[start]
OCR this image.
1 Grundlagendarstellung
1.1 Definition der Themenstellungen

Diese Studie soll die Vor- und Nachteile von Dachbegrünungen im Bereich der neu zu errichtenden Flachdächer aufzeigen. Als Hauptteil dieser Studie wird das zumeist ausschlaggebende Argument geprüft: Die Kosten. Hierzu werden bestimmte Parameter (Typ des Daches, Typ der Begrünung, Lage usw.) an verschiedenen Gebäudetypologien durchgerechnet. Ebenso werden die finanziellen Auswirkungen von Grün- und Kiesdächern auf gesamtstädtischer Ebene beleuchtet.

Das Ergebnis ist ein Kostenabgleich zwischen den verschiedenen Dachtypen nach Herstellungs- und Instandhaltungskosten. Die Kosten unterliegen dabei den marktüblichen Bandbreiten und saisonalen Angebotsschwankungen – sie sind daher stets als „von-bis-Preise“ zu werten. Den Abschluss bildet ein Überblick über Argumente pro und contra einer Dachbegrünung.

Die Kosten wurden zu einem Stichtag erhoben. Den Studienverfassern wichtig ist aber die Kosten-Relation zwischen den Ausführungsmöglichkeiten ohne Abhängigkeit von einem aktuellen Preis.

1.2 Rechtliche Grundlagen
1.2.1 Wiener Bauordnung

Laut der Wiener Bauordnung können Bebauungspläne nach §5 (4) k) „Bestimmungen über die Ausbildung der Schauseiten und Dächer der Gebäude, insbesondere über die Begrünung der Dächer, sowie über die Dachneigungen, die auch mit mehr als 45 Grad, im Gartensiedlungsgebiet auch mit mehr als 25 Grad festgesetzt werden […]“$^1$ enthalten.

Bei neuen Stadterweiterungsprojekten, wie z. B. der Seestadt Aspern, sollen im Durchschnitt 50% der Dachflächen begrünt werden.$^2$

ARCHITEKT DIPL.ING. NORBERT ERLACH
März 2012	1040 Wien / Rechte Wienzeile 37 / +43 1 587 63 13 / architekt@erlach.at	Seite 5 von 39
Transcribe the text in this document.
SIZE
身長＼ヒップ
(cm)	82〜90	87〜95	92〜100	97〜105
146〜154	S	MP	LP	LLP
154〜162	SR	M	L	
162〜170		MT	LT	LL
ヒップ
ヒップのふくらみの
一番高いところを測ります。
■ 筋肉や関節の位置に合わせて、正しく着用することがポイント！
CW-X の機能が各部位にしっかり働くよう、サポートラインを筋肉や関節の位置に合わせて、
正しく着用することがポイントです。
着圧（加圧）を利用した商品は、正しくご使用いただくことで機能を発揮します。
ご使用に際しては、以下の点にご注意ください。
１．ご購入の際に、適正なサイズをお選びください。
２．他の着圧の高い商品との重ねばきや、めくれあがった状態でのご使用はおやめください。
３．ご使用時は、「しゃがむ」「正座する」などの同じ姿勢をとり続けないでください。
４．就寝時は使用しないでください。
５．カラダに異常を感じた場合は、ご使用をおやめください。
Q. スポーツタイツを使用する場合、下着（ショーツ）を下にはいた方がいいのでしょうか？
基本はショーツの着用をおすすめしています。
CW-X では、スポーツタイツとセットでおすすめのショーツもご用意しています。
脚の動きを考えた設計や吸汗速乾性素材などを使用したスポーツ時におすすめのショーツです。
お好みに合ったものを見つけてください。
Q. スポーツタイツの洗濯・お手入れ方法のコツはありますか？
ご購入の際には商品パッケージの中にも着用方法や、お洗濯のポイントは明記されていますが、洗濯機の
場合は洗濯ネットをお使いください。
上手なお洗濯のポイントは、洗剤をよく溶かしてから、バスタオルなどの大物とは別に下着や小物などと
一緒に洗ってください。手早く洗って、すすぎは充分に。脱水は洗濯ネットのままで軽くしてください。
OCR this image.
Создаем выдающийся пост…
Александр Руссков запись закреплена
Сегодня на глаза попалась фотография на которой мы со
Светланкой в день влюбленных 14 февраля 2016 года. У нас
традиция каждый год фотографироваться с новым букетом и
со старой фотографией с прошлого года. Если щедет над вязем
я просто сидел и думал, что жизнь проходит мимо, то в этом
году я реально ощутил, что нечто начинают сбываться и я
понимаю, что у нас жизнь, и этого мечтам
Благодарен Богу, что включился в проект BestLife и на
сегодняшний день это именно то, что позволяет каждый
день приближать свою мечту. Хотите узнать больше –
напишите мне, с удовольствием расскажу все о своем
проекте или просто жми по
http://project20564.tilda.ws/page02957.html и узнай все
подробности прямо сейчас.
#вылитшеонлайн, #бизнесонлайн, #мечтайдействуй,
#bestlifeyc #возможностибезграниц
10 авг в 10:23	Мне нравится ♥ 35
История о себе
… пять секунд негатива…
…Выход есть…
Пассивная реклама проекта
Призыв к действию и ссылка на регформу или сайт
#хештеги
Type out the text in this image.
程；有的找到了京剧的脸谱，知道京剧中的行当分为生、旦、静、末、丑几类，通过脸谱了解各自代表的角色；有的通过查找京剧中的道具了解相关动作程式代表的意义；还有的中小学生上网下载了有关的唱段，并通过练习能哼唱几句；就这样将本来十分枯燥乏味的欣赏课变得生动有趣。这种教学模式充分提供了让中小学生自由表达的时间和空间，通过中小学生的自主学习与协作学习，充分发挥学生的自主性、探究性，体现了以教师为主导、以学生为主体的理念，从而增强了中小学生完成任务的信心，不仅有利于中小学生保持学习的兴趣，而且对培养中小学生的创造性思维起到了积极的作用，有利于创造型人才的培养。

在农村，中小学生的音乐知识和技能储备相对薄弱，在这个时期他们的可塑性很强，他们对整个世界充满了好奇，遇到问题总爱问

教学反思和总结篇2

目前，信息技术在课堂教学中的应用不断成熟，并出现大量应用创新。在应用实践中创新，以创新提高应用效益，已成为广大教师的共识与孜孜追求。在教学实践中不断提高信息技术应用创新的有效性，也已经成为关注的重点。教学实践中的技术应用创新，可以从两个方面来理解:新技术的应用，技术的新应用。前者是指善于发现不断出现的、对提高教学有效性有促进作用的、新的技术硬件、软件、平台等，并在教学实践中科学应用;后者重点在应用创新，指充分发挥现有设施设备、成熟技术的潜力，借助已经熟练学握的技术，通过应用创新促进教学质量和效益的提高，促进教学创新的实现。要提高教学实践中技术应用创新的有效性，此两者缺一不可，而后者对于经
[end]
## TASK DESCRIPTION
Only the lines from the one containing "Type out the text in this image." to the end of the records should be repeated, exactly as they appear.

## RESPONSE FOR THIS EXERCISE
Type out the text in this image.
程；有的找到了京剧的脸谱，知道京剧中的行当分为生、旦、静、末、丑几类，通过脸谱了解各自代表的角色；有的通过查找京剧中的道具了解相关动作程式代表的意义；还有的中小学生上网下载了有关的唱段，并通过练习能哼唱几句；就这样将本来十分枯燥乏味的欣赏课变得生动有趣。这种教学模式充分提供了让中小学生自由表达的时间和空间，通过中小学生的自主学习与协作学习，充分发挥学生的自主性、探究性，体现了以教师为主导、以学生为主体的理念，从而增强了中小学生完成任务的信心，不仅有利于中小学生保持学习的兴趣，而且对培养中小学生的创造性思维起到了积极的作用，有利于创造型人才的培养。

在农村，中小学生的音乐知识和技能储备相对薄弱，在这个时期他们的可塑性很强，他们对整个世界充满了好奇，遇到问题总爱问

教学反思和总结篇2

目前，信息技术在课堂教学中的应用不断成熟，并出现大量应用创新。在应用实践中创新，以创新提高应用效益，已成为广大教师的共识与孜孜追求。在教学实践中不断提高信息技术应用创新的有效性，也已经成为关注的重点。教学实践中的技术应用创新，可以从两个方面来理解:新技术的应用，技术的新应用。前者是指善于发现不断出现的、对提高教学有效性有促进作用的、新的技术硬件、软件、平台等，并在教学实践中科学应用;后者重点在应用创新，指充分发挥现有设施设备、成熟技术的潜力，借助已经熟练学握的技术，通过应用创新促进教学质量和效益的提高，促进教学创新的实现。要提高教学实践中技术应用创新的有效性，此两者缺一不可，而后者对于经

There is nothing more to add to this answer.